==== Given records
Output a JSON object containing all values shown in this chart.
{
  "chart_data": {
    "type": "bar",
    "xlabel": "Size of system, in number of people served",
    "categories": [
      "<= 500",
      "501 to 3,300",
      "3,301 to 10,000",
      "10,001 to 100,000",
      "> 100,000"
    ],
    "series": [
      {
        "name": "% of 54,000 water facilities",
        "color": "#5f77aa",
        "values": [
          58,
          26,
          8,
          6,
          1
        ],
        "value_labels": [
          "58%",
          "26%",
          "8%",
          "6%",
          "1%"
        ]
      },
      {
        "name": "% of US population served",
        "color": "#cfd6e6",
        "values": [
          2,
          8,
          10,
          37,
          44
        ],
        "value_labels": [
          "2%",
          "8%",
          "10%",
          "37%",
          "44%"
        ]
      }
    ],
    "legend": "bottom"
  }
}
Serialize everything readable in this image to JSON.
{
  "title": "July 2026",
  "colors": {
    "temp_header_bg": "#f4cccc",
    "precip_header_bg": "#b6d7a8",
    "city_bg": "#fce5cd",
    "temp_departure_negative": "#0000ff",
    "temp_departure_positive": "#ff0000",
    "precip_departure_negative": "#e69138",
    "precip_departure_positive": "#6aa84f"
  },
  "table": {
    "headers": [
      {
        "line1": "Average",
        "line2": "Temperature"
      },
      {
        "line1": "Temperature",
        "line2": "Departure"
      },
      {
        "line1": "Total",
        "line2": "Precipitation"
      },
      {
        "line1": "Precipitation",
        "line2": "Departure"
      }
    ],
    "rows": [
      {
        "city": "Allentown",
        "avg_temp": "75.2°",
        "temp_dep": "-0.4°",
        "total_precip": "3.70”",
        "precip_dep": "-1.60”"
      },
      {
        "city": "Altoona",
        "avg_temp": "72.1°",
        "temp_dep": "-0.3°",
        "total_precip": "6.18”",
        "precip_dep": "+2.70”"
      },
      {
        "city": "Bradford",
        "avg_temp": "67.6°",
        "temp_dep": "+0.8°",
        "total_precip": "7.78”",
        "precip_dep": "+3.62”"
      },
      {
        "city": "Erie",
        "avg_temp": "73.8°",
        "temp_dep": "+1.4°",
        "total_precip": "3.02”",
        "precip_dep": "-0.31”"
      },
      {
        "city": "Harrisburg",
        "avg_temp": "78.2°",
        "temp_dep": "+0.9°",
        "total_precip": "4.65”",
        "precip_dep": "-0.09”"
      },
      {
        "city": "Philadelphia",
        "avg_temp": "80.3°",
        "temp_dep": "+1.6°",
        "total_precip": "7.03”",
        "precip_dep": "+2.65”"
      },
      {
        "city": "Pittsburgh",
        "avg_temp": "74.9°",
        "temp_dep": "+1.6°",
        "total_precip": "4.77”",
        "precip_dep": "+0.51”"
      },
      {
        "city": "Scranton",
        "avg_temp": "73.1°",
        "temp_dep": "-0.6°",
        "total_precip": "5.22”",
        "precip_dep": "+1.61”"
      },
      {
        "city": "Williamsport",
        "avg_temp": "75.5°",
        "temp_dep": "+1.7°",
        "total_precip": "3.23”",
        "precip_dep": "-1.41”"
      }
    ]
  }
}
========
--- Stated goal ---
Copy out each record exactly as given, omitting none.

--- Full solution ---
Output a JSON object containing all values shown in this chart.
{
  "chart_data": {
    "type": "bar",
    "xlabel": "Size of system, in number of people served",
    "categories": [
      "<= 500",
      "501 to 3,300",
      "3,301 to 10,000",
      "10,001 to 100,000",
      "> 100,000"
    ],
    "series": [
      {
        "name": "% of 54,000 water facilities",
        "color": "#5f77aa",
        "values": [
          58,
          26,
          8,
          6,
          1
        ],
        "value_labels": [
          "58%",
          "26%",
          "8%",
          "6%",
          "1%"
        ]
      },
      {
        "name": "% of US population served",
        "color": "#cfd6e6",
        "values": [
          2,
          8,
          10,
          37,
          44
        ],
        "value_labels": [
          "2%",
          "8%",
          "10%",
          "37%",
          "44%"
        ]
      }
    ],
    "legend": "bottom"
  }
}
Serialize everything readable in this image to JSON.
{
  "title": "July 2026",
  "colors": {
    "temp_header_bg": "#f4cccc",
    "precip_header_bg": "#b6d7a8",
    "city_bg": "#fce5cd",
    "temp_departure_negative": "#0000ff",
    "temp_departure_positive": "#ff0000",
    "precip_departure_negative": "#e69138",
    "precip_departure_positive": "#6aa84f"
  },
  "table": {
    "headers": [
      {
        "line1": "Average",
        "line2": "Temperature"
      },
      {
        "line1": "Temperature",
        "line2": "Departure"
      },
      {
        "line1": "Total",
        "line2": "Precipitation"
      },
      {
        "line1": "Precipitation",
        "line2": "Departure"
      }
    ],
    "rows": [
      {
        "city": "Allentown",
        "avg_temp": "75.2°",
        "temp_dep": "-0.4°",
        "total_precip": "3.70”",
        "precip_dep": "-1.60”"
      },
      {
        "city": "Altoona",
        "avg_temp": "72.1°",
        "temp_dep": "-0.3°",
        "total_precip": "6.18”",
        "precip_dep": "+2.70”"
      },
      {
        "city": "Bradford",
        "avg_temp": "67.6°",
        "temp_dep": "+0.8°",
        "total_precip": "7.78”",
        "precip_dep": "+3.62”"
      },
      {
        "city": "Erie",
        "avg_temp": "73.8°",
        "temp_dep": "+1.4°",
        "total_precip": "3.02”",
        "precip_dep": "-0.31”"
      },
      {
        "city": "Harrisburg",
        "avg_temp": "78.2°",
        "temp_dep": "+0.9°",
        "total_precip": "4.65”",
        "precip_dep": "-0.09”"
      },
      {
        "city": "Philadelphia",
        "avg_temp": "80.3°",
        "temp_dep": "+1.6°",
        "total_precip": "7.03”",
        "precip_dep": "+2.65”"
      },
      {
        "city": "Pittsburgh",
        "avg_temp": "74.9°",
        "temp_dep": "+1.6°",
        "total_precip": "4.77”",
        "precip_dep": "+0.51”"
      },
      {
        "city": "Scranton",
        "avg_temp": "73.1°",
        "temp_dep": "-0.6°",
        "total_precip": "5.22”",
        "precip_dep": "+1.61”"
      },
      {
        "city": "Williamsport",
        "avg_temp": "75.5°",
        "temp_dep": "+1.7°",
        "total_precip": "3.23”",
        "precip_dep": "-1.41”"
      }
    ]
  }
}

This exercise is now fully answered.